STATED TASK => How many of the lines that follow contain the word "controllers"? Give only the number.

━━━━━━━━━━━━━━━━━━━━

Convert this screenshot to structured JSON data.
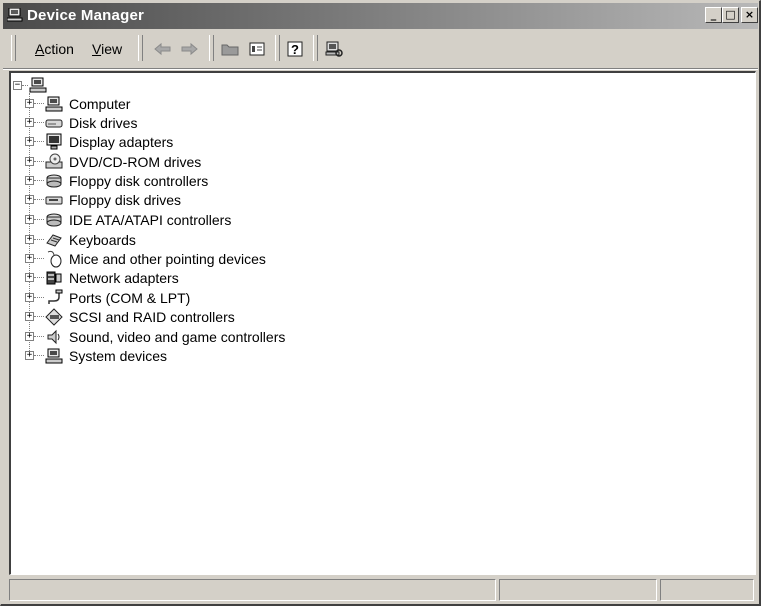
{
  "window": {
    "title": "Device Manager",
    "controls": [
      "minimize",
      "maximize",
      "close"
    ]
  },
  "menu": [
    {
      "label": "Action",
      "accel": "A"
    },
    {
      "label": "View",
      "accel": "V"
    }
  ],
  "toolbar_icons": [
    "back-arrow-icon",
    "forward-arrow-icon",
    "folder-icon",
    "properties-icon",
    "help-icon",
    "scan-hardware-icon"
  ],
  "tree": {
    "root_icon": "computer-icon",
    "items": [
      {
        "label": "Computer",
        "icon": "computer-icon"
      },
      {
        "label": "Disk drives",
        "icon": "disk-drive-icon"
      },
      {
        "label": "Display adapters",
        "icon": "monitor-icon"
      },
      {
        "label": "DVD/CD-ROM drives",
        "icon": "cdrom-icon"
      },
      {
        "label": "Floppy disk controllers",
        "icon": "controller-icon"
      },
      {
        "label": "Floppy disk drives",
        "icon": "floppy-drive-icon"
      },
      {
        "label": "IDE ATA/ATAPI controllers",
        "icon": "controller-icon"
      },
      {
        "label": "Keyboards",
        "icon": "keyboard-icon"
      },
      {
        "label": "Mice and other pointing devices",
        "icon": "mouse-icon"
      },
      {
        "label": "Network adapters",
        "icon": "network-icon"
      },
      {
        "label": "Ports (COM & LPT)",
        "icon": "port-icon"
      },
      {
        "label": "SCSI and RAID controllers",
        "icon": "scsi-icon"
      },
      {
        "label": "Sound, video and game controllers",
        "icon": "sound-icon"
      },
      {
        "label": "System devices",
        "icon": "computer-icon"
      }
    ]
  }
}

━━━━━━━━━━━━━━━━━━━━

TASK RESULT => 4